> Work required
Locate the word "text" in the data below, then copy every line that holds it.

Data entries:

####################

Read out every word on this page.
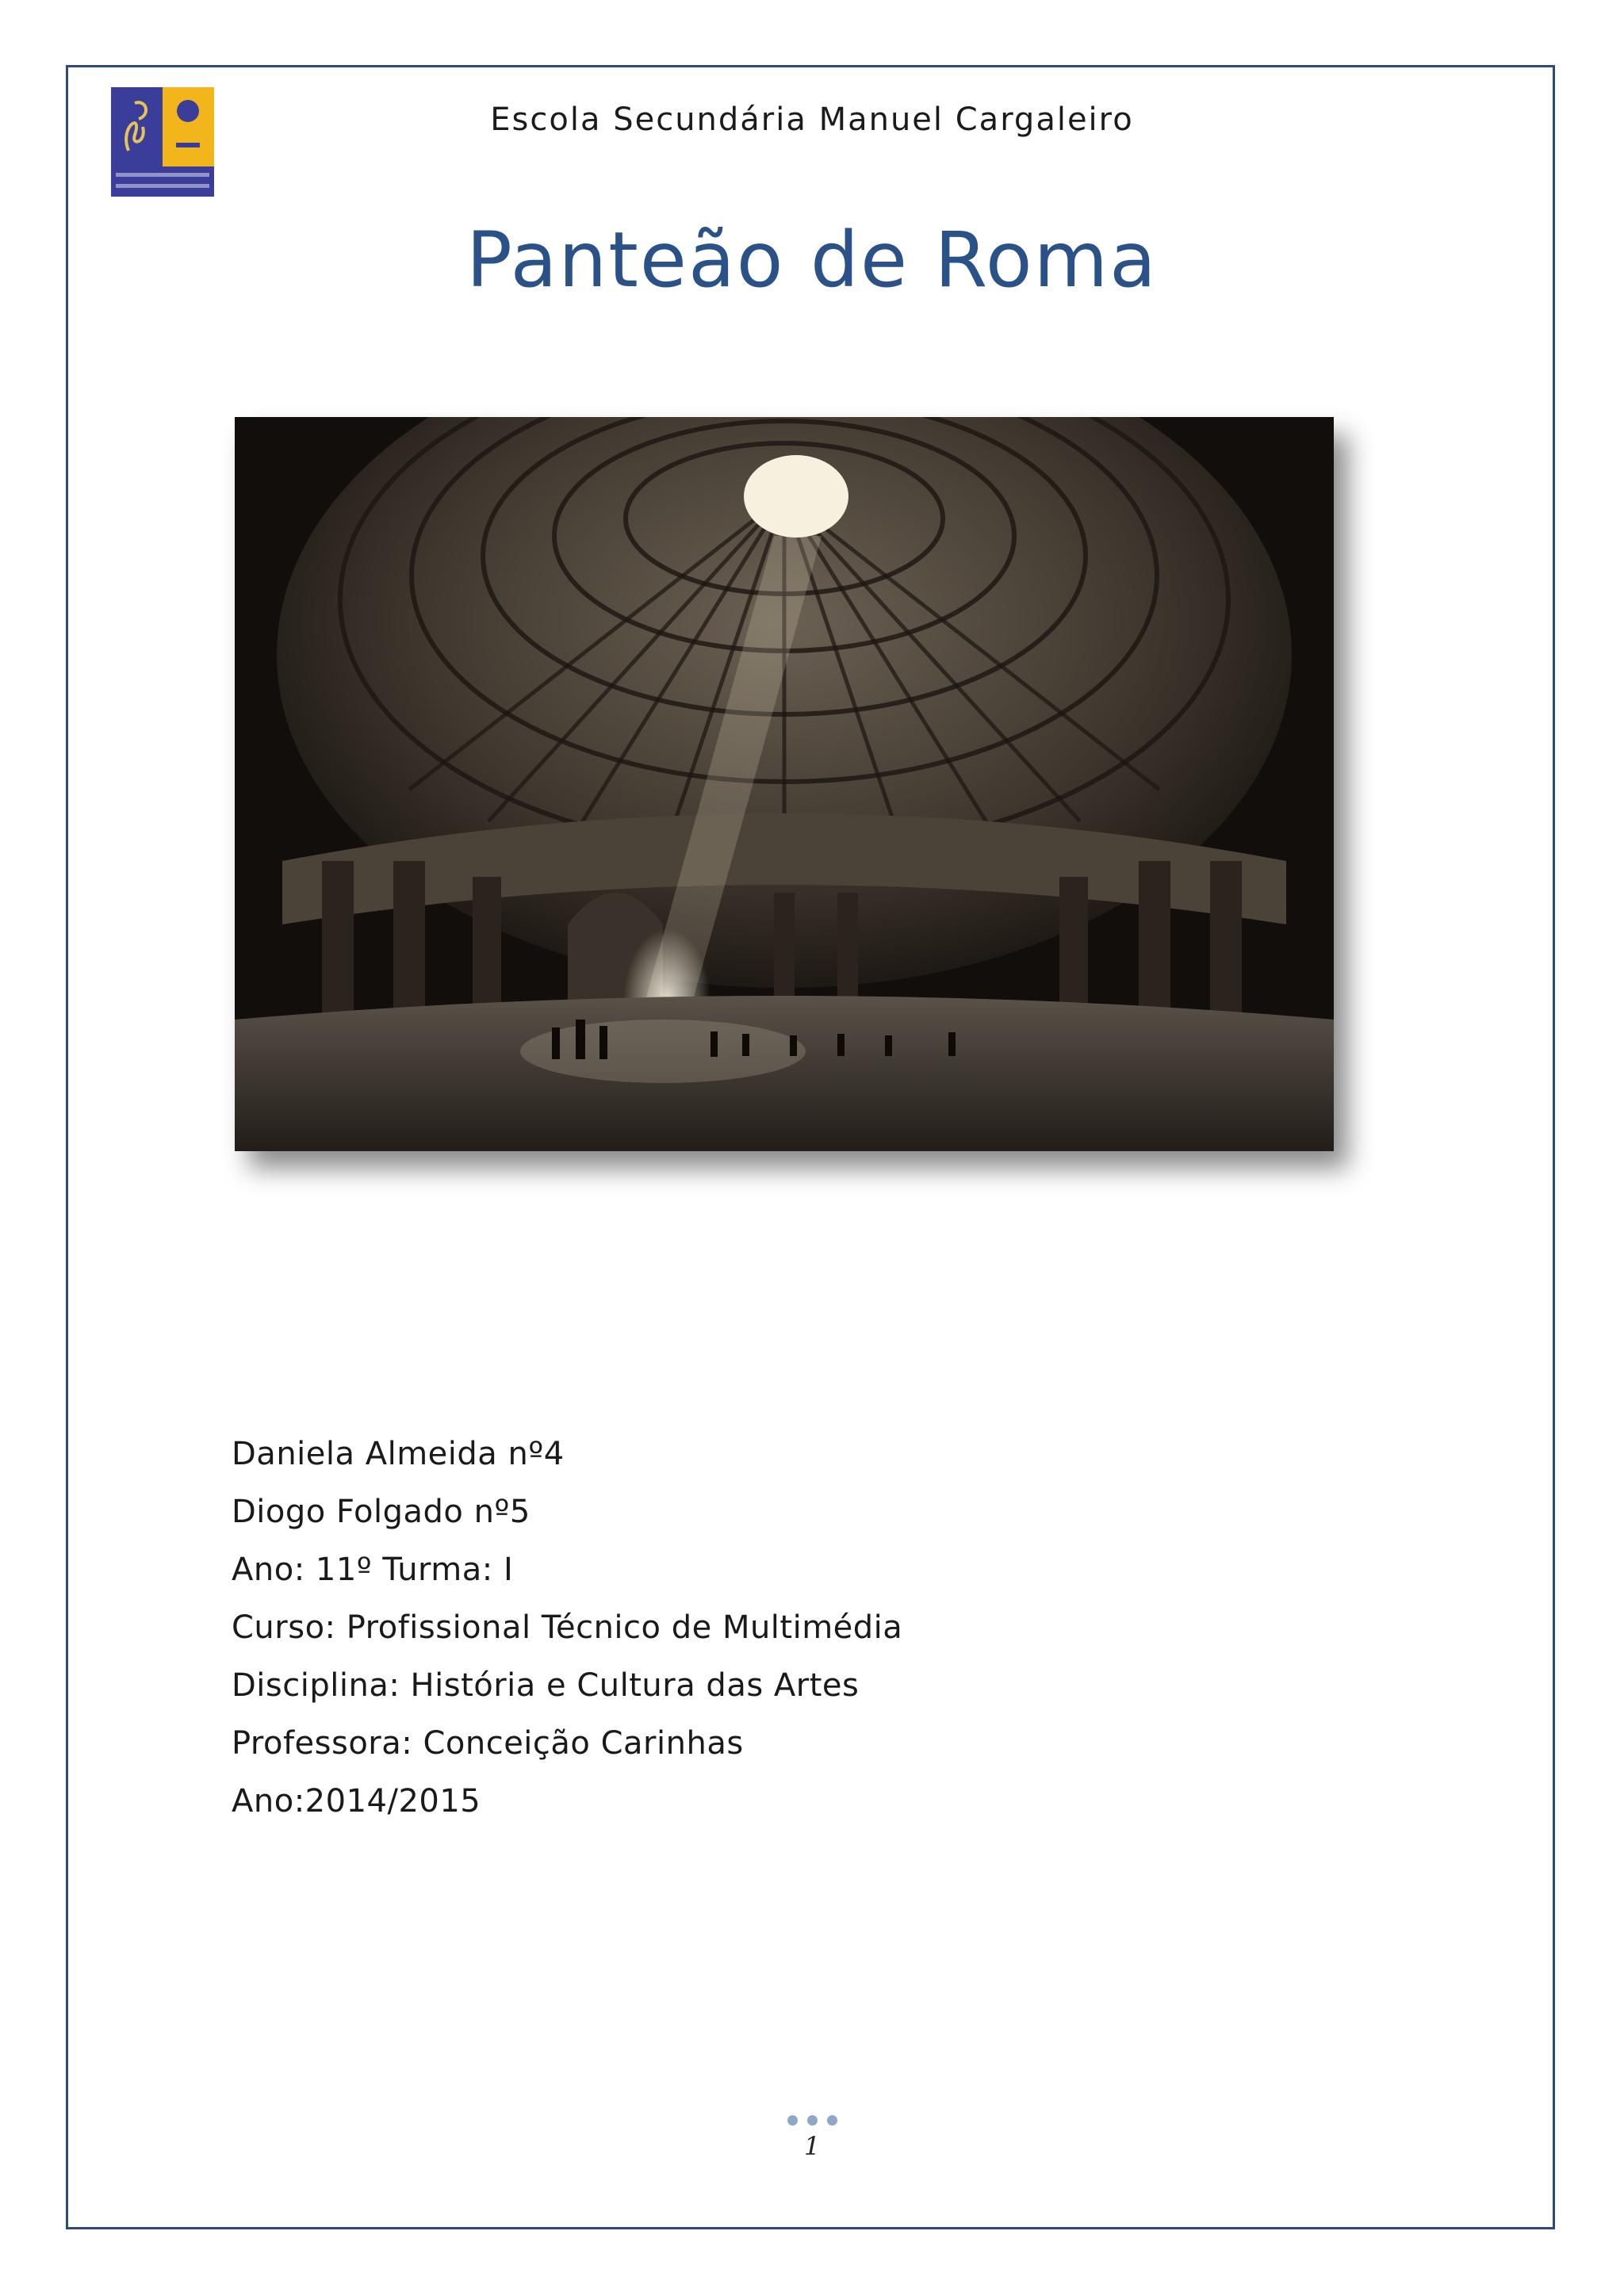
Escola Secundária Manuel Cargaleiro
Panteão de Roma
Daniela Almeida nº4
Diogo Folgado nº5
Ano: 11º Turma: I
Curso: Profissional Técnico de Multimédia
Disciplina: História e Cultura das Artes
Professora: Conceição Carinhas
Ano:2014/2015
1
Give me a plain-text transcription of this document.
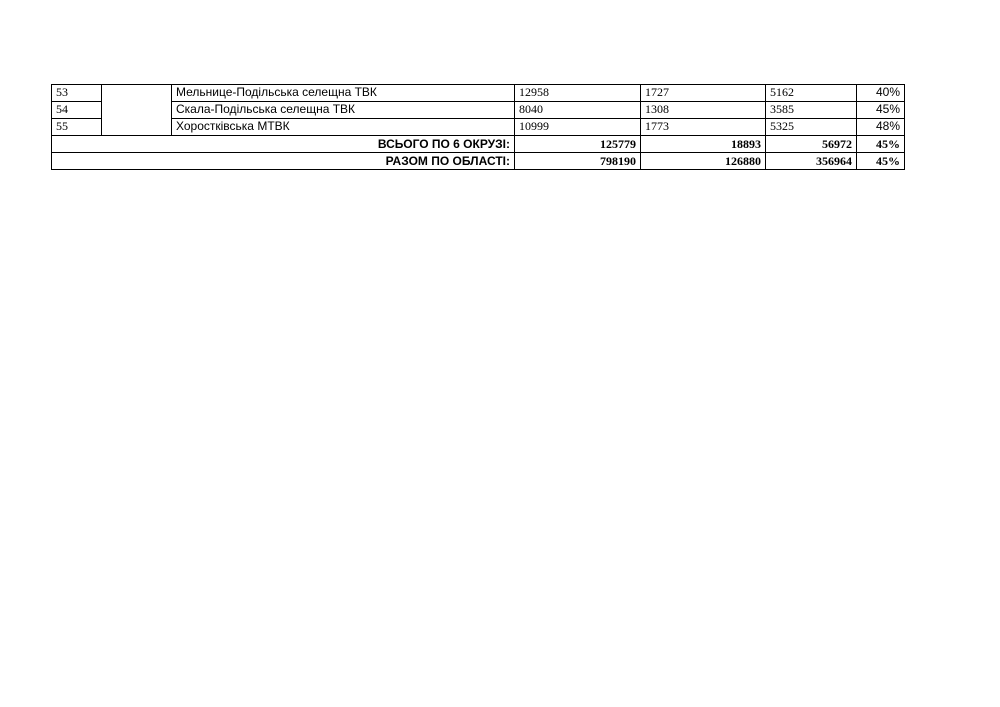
53		Мельнице-Подільська селещна ТВК	12958	1727	5162	40%
54		Скала-Подільська селещна ТВК	8040	1308	3585	45%
55		Хоростківська МТВК	10999	1773	5325	48%
ВСЬОГО ПО 6 ОКРУЗІ:			125779	18893	56972	45%
РАЗОМ ПО ОБЛАСТІ:			798190	126880	356964	45%
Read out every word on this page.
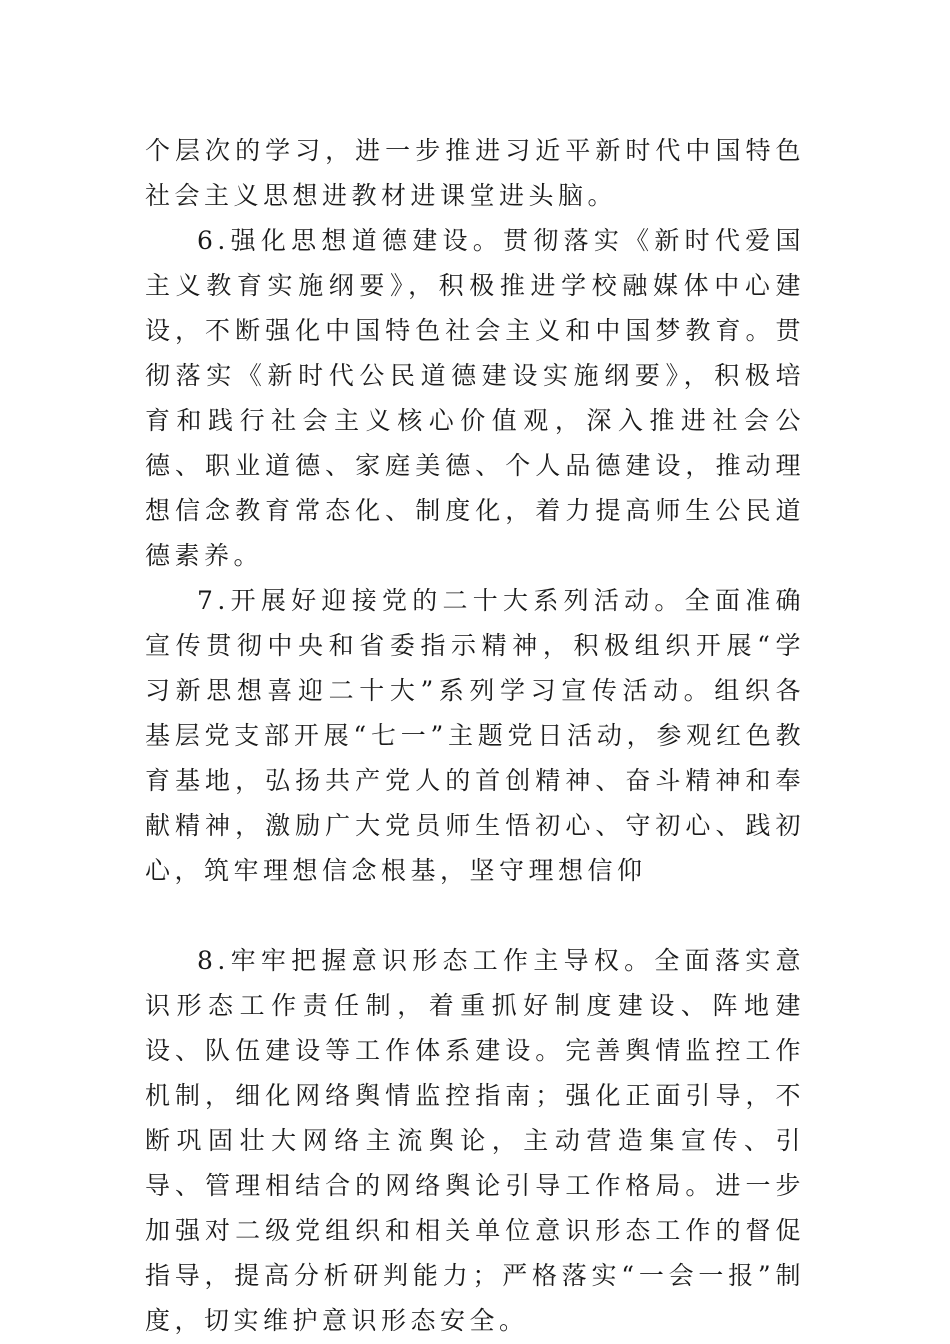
个层次的学习，进一步推进习近平新时代中国特色社会主义思想进教材进课堂进头脑。

6.强化思想道德建设。贯彻落实《新时代爱国主义教育实施纲要》，积极推进学校融媒体中心建设，不断强化中国特色社会主义和中国梦教育。贯彻落实《新时代公民道德建设实施纲要》，积极培育和践行社会主义核心价值观，深入推进社会公德、职业道德、家庭美德、个人品德建设，推动理想信念教育常态化、制度化，着力提高师生公民道德素养。

7.开展好迎接党的二十大系列活动。全面准确宣传贯彻中央和省委指示精神，积极组织开展“学习新思想喜迎二十大”系列学习宣传活动。组织各基层党支部开展“七一”主题党日活动，参观红色教育基地，弘扬共产党人的首创精神、奋斗精神和奉献精神，激励广大党员师生悟初心、守初心、践初心，筑牢理想信念根基，坚守理想信仰

8.牢牢把握意识形态工作主导权。全面落实意识形态工作责任制，着重抓好制度建设、阵地建设、队伍建设等工作体系建设。完善舆情监控工作机制，细化网络舆情监控指南；强化正面引导，不断巩固壮大网络主流舆论，主动营造集宣传、引导、管理相结合的网络舆论引导工作格局。进一步加强对二级党组织和相关单位意识形态工作的督促指导，提高分析研判能力；严格落实“一会一报”制度，切实维护意识形态安全。
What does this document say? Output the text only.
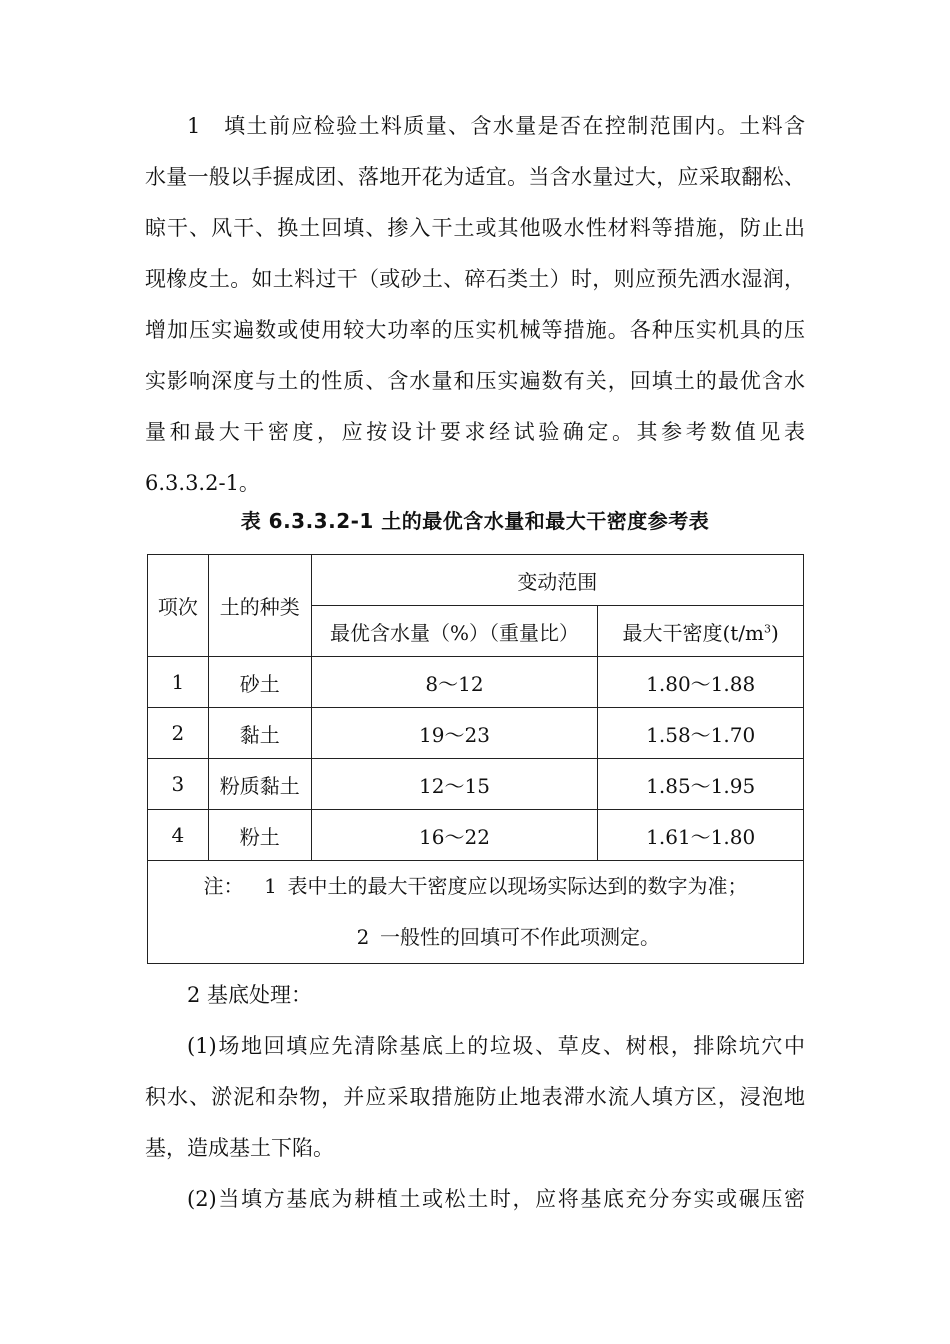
1　填土前应检验土料质量、含水量是否在控制范围内。土料含
水量一般以手握成团、落地开花为适宜。当含水量过大，应采取翻松、
晾干、风干、换土回填、掺入干土或其他吸水性材料等措施，防止出
现橡皮土。如土料过干（或砂土、碎石类土）时，则应预先洒水湿润，
增加压实遍数或使用较大功率的压实机械等措施。各种压实机具的压
实影响深度与土的性质、含水量和压实遍数有关，回填土的最优含水
量和最大干密度，应按设计要求经试验确定。其参考数值见表
6.3.3.2-1。
表 6.3.3.2-1 土的最优含水量和最大干密度参考表
项次	土的种类	变动范围	
		最优含水量（%）（重量比）	最大干密度$(t/m^3)$
1	砂土	8～12	1.80～1.88
2	黏土	19～23	1.58～1.70
3	粉质黏土	12～15	1.85～1.95
4	粉土	16～22	1.61～1.80

注：　 1 表中土的最大干密度应以现场实际达到的数字为准；
2 一般性的回填可不作此项测定。			
2 基底处理：
(1)场地回填应先清除基底上的垃圾、草皮、树根，排除坑穴中
积水、淤泥和杂物，并应采取措施防止地表滞水流人填方区，浸泡地
基，造成基土下陷。
(2)当填方基底为耕植土或松土时，应将基底充分夯实或碾压密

####################

> Written reply
Give me a plain-text transcription of this document.
What does this document say? Output the text only.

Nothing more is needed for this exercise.